- AIM OF THE TASK: Can you reproduce word for word the part of the comic art blog below, starting with "Here's an image" and going on through "Bisley's ABC warriors."?

- PASSAGE FOR REVIEW:
———

Wednesday, October 31, 2012

2000AD Doodles

Fine liners and fat liners, and a bit of brush pen for solid blacks.



Brush pen and Hunt 107 nib.



Monday, October 29, 2012

Hellboy OZComic Sequential Challenge

Just finished this page last night for the Oz Comics sequential fortnightly challenge.


This was a real sod of a page - libraries, skeletons, 10 panels. Actually 10 panels isn't a problem with a well written script and this one was (I've of course deleted all my files and can't find the writer's name. Anthony someone?). It ended up taking much more time than I wanted, working 2 hours a night over 5 days or so.

I didn't think I'd do a post about this one so I didn't do any production scans but my method is pretty much the same for every page I do. Check out this post for more on my methods.

Here are my thumbnails though.




Not very clear but I did change the angle on a couple of panels. Not sure why but there's always a bit of difference between the thumbs and the final page. Especially as I never do the thumbs to scale. these were done on a loose bit of A4 printing paper. You can also see some calculations for splitting the page into 3 panels width ways.

Here my most used tools (minus a Staedtler Mars rubber). So from left to right I have a Hunt 107 (I think) - a nice hard stainless steel nib which does fine lines and can, with pressure, do quite fat lines, a fairly common nib this one but too blackened for me to find out what it is now but it does fatter lines, a pentel water colour brush pen filled with Pebeo ink, trusty, trusty white out and a line tool - this one can adjust its width for very fine to very fat lines, just be sure your straight edge is raised off the page otherwise ink will seep under and make a ink go all over the place.

On this page though, I only used the brush for filling in blacks and a few fine lines.












A Panel

A panel from a little project I'm working on.




Thursday, October 18, 2012

Oz Comic Challenge Ironman

Here's an image I did for theOz Comic weekly challenge but didn't get to sending off - a little unfinished perhaps. I was inspired by Moebius' painting of Ironman and Simon Bisley's ABC warriors.

I sketched it up in pencil and coloured it in with the kids' textas.


I then scanned it into photoshop, cleaned it up a bit and added the black.


The original now sits on my daughter's wall next to her bed and keeps the monsters away.

———

- INPUT DATA:
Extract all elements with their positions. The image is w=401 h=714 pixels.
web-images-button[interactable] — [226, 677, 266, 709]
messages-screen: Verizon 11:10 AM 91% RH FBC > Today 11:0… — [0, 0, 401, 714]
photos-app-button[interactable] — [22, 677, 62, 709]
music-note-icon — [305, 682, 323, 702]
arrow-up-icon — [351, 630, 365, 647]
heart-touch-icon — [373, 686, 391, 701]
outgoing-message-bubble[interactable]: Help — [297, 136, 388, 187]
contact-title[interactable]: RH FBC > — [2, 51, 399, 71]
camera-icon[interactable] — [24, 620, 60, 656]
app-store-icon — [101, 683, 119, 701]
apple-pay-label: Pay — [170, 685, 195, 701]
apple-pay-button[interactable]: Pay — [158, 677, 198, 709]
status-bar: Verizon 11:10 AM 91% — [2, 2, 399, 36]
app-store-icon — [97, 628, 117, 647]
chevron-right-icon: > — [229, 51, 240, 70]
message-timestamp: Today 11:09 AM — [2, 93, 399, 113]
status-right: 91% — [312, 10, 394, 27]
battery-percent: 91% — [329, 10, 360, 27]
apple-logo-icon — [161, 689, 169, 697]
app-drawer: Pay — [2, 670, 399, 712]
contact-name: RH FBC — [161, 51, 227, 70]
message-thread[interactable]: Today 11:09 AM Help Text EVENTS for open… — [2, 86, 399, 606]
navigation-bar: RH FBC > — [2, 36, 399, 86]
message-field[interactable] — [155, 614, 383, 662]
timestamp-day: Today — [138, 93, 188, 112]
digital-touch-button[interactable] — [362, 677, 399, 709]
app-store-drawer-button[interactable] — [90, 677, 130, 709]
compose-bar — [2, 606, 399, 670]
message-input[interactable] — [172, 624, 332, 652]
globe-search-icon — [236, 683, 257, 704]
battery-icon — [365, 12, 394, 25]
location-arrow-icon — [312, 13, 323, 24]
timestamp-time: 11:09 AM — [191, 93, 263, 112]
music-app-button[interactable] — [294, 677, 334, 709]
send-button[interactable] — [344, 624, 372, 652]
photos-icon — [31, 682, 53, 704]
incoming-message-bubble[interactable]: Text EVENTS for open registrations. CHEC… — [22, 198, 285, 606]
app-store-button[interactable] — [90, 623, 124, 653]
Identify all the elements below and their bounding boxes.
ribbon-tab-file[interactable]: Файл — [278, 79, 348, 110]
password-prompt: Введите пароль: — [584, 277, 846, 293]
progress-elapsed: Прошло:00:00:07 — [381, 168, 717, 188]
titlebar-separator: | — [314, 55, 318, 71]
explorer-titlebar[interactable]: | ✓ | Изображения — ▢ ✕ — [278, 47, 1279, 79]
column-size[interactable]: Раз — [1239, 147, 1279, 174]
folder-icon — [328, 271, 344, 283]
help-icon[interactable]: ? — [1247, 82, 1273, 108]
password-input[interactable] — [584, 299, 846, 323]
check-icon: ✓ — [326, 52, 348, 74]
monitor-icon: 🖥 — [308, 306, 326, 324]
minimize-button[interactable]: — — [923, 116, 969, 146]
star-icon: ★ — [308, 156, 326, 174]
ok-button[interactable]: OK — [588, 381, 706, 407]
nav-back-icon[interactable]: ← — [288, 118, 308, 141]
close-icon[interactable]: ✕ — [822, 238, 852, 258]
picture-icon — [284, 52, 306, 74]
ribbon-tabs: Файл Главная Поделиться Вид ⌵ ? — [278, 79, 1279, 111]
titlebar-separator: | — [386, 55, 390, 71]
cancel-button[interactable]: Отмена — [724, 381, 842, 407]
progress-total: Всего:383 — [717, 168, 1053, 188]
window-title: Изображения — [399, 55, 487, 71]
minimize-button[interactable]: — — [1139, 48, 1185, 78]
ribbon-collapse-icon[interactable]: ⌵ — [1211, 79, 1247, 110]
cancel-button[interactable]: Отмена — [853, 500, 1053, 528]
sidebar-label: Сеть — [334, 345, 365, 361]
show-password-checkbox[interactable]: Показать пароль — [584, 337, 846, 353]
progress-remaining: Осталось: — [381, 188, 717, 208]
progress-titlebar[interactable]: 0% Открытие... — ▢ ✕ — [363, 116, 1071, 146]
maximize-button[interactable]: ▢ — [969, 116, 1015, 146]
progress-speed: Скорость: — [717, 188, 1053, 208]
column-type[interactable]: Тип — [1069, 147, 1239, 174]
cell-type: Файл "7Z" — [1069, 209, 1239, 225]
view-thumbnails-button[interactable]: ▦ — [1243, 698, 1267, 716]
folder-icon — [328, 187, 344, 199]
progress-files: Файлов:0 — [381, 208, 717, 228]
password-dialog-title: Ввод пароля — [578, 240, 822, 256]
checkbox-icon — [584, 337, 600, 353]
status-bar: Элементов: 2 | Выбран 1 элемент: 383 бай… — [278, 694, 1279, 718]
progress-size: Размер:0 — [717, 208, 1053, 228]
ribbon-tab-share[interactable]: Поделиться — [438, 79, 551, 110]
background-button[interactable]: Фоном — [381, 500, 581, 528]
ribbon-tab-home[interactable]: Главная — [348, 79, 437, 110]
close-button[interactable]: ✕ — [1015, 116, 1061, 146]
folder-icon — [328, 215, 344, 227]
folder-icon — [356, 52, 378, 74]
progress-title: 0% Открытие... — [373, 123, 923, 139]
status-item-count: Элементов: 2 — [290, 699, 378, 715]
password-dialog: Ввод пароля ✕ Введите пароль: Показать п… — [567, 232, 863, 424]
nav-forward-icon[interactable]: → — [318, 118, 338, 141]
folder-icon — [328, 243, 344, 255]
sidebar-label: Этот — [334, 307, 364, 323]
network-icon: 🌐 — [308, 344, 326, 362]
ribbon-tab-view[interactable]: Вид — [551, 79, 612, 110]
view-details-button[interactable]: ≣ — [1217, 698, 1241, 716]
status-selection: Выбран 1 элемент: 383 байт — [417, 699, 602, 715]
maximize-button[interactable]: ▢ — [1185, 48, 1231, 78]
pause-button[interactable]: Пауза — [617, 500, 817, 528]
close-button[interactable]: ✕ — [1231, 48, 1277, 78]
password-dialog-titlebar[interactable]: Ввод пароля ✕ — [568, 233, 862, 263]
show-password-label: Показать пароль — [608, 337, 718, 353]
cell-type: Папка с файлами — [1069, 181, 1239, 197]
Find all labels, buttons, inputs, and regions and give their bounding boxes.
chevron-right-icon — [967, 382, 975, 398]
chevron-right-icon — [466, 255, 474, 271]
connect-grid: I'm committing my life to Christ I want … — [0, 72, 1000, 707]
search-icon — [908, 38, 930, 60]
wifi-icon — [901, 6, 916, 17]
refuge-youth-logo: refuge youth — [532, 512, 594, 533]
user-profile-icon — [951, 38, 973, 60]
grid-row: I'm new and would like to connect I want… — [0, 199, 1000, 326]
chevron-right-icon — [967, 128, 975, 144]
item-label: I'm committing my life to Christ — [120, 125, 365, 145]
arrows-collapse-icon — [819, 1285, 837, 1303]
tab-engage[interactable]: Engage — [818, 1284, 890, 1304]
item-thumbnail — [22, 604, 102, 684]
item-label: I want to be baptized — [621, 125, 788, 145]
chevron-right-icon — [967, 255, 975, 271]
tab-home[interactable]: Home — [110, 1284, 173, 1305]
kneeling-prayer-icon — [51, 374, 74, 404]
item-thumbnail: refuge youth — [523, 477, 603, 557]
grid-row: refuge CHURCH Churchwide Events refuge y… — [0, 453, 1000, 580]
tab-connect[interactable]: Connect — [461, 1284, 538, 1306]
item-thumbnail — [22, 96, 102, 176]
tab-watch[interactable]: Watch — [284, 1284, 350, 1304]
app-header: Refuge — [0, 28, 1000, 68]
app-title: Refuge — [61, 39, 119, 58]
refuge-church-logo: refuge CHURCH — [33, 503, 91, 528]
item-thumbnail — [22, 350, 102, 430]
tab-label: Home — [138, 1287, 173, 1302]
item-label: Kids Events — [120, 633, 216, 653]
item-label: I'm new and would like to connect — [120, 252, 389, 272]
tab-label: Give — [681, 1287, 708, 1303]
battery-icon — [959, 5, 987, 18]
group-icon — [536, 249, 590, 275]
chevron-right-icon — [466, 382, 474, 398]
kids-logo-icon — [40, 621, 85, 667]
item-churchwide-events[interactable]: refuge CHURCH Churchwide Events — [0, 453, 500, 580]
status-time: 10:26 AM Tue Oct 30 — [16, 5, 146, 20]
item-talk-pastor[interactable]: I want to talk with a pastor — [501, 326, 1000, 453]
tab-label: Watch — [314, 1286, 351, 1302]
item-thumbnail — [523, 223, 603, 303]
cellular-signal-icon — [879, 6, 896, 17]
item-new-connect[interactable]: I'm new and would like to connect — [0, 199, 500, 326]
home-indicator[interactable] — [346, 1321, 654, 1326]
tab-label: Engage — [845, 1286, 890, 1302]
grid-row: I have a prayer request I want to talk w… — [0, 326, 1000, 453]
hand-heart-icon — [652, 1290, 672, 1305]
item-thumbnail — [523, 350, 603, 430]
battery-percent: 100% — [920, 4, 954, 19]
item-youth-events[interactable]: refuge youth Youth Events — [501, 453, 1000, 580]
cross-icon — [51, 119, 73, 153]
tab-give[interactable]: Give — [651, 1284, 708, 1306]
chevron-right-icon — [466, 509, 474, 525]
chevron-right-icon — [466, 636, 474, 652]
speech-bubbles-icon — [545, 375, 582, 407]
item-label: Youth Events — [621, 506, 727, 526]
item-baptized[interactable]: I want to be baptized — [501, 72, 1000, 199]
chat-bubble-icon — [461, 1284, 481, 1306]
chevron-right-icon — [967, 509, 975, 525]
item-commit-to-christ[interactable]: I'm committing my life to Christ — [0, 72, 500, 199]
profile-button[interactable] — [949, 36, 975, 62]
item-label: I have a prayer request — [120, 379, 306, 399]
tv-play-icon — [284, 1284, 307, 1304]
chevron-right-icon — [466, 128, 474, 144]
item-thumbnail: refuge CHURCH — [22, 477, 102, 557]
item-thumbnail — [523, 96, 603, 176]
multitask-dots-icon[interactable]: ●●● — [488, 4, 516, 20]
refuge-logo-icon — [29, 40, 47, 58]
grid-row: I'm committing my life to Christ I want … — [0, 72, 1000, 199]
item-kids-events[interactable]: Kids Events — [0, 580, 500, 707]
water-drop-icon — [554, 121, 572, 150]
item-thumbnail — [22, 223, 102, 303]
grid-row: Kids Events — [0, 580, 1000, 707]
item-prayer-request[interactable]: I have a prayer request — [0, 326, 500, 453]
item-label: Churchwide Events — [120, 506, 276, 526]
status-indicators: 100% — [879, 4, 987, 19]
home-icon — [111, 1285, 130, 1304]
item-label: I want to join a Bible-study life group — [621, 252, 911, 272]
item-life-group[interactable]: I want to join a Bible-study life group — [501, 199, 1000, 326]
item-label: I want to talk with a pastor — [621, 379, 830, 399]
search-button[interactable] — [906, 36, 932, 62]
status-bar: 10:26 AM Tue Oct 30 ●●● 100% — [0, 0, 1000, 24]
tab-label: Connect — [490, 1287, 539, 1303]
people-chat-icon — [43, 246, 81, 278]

———

- SOLUTION:
Here's an image I did for theOz Comic weekly challenge but didn't get to sending off - a little unfinished perhaps. I was inspired by Moebius' painting of Ironman and Simon Bisley's ABC warriors.